**EXERCISE BRIEF:** Sort through the data and copy the lines holding the word "instagram".

Data items:

========

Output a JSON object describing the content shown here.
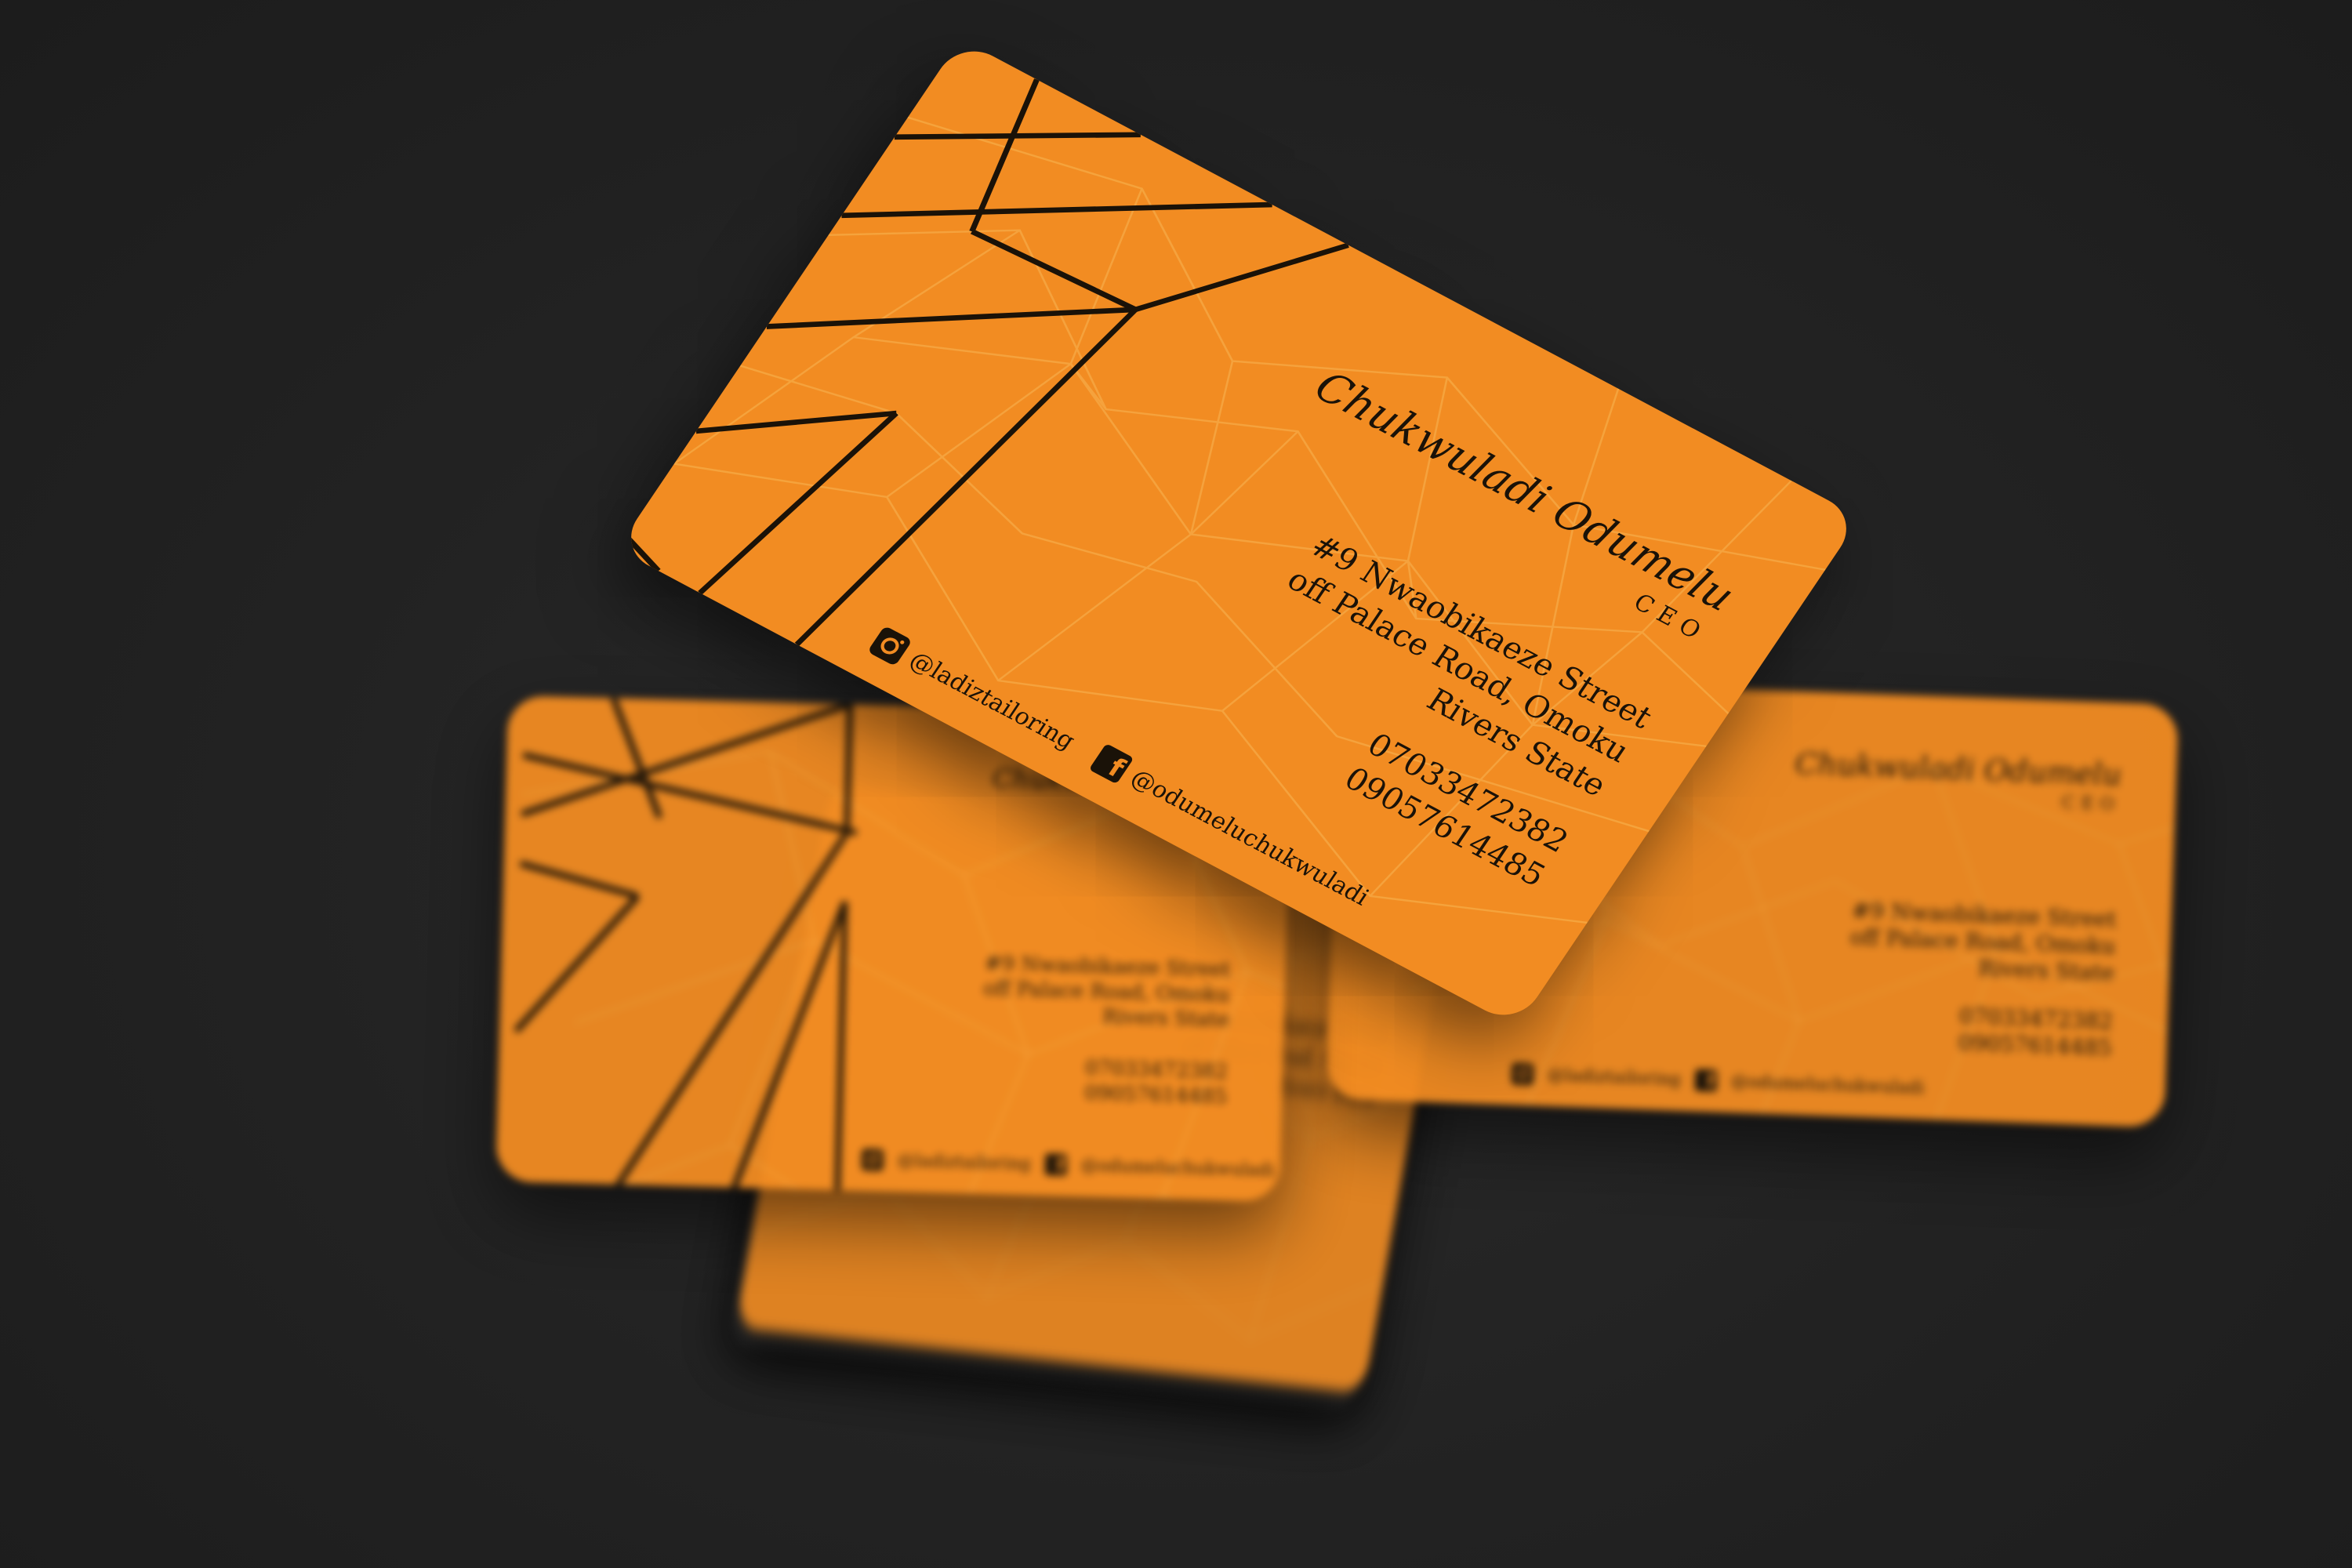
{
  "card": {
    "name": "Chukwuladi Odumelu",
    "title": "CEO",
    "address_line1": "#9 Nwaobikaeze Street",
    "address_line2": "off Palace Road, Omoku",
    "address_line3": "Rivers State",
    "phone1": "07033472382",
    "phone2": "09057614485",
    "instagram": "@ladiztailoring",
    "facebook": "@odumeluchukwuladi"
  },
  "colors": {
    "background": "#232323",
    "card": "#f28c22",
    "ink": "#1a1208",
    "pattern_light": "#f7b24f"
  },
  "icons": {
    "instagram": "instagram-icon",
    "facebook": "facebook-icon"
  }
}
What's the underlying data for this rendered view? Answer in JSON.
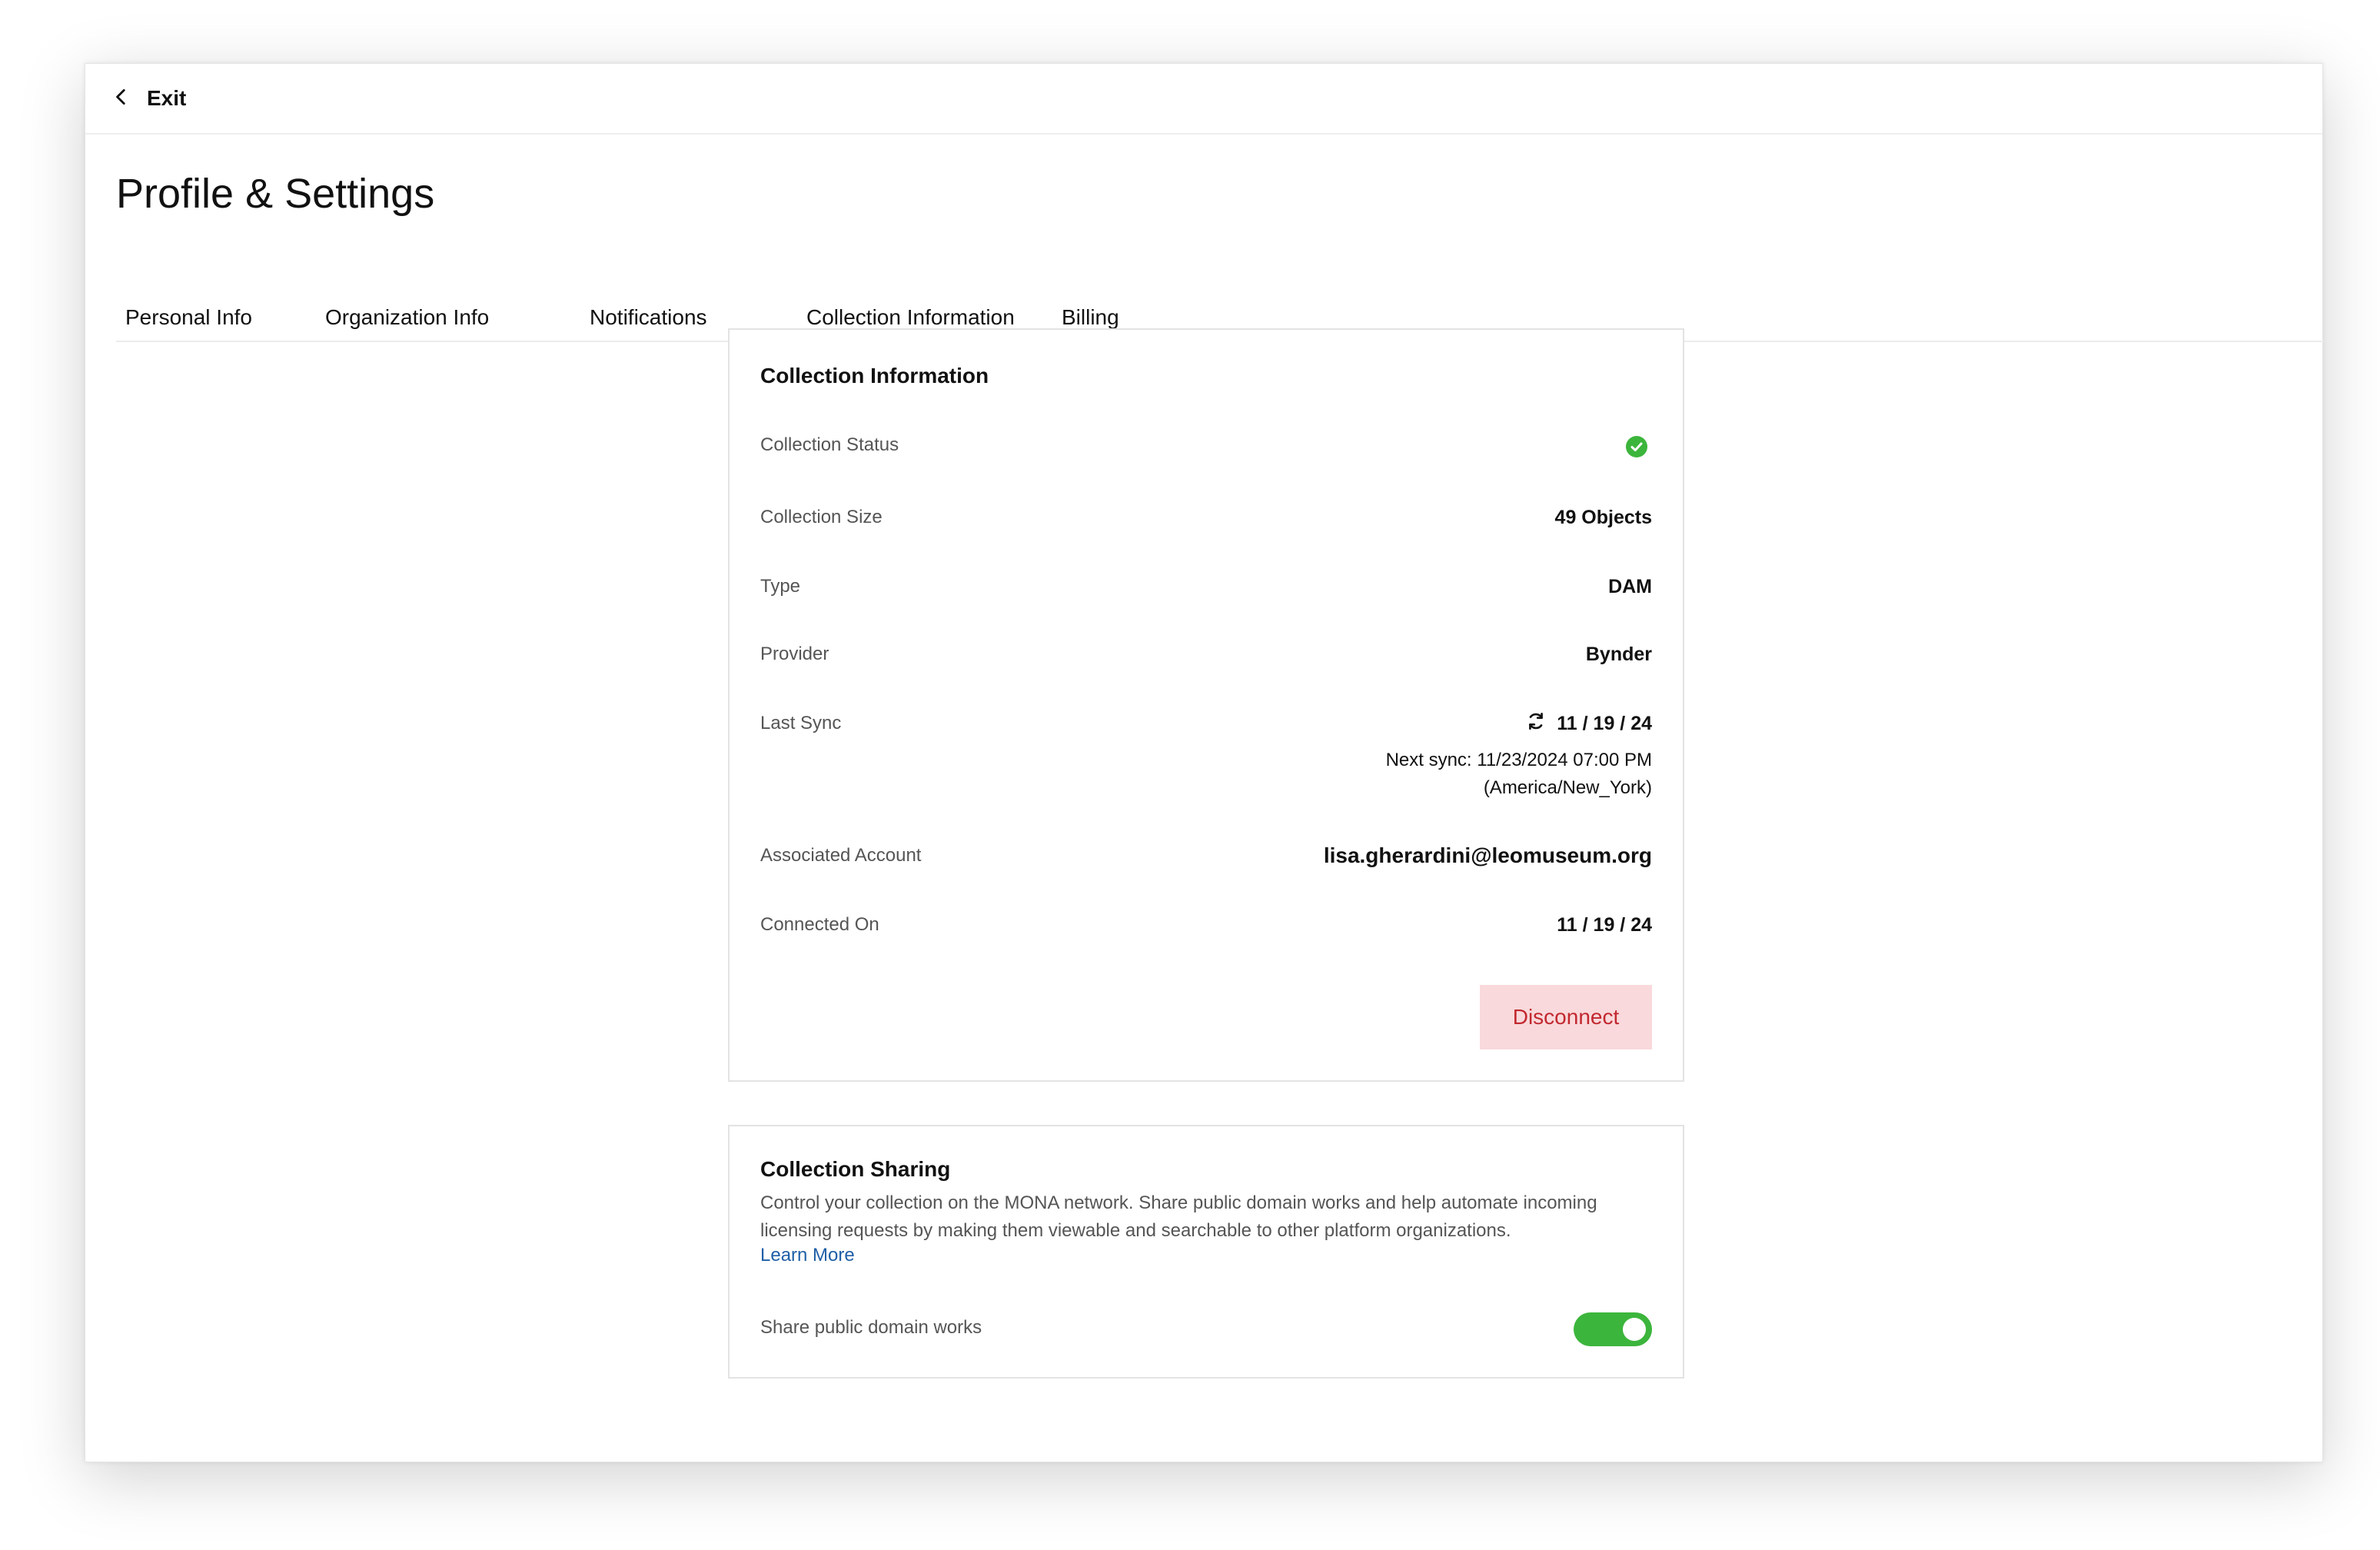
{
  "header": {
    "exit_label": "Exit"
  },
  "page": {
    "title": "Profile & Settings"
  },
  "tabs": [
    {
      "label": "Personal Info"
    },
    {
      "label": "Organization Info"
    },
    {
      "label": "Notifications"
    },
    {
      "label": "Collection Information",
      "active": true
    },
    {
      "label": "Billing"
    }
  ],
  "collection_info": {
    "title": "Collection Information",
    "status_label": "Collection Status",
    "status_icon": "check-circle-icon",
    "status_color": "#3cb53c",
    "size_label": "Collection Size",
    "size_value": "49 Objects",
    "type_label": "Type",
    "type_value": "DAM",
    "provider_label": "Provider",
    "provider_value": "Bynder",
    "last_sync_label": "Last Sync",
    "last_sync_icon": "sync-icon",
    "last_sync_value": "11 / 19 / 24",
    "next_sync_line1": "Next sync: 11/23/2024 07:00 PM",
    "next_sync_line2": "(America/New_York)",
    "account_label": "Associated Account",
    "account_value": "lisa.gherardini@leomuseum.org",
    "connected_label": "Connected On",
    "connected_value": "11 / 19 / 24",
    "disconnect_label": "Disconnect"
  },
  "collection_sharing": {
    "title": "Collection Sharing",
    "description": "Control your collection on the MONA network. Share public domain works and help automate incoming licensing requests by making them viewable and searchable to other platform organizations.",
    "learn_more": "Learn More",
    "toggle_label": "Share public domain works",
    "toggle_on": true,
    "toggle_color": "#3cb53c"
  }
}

========

**IN RESPONSE:**
    "instagram": "@ladiztailoring",
    "instagram": "instagram-icon",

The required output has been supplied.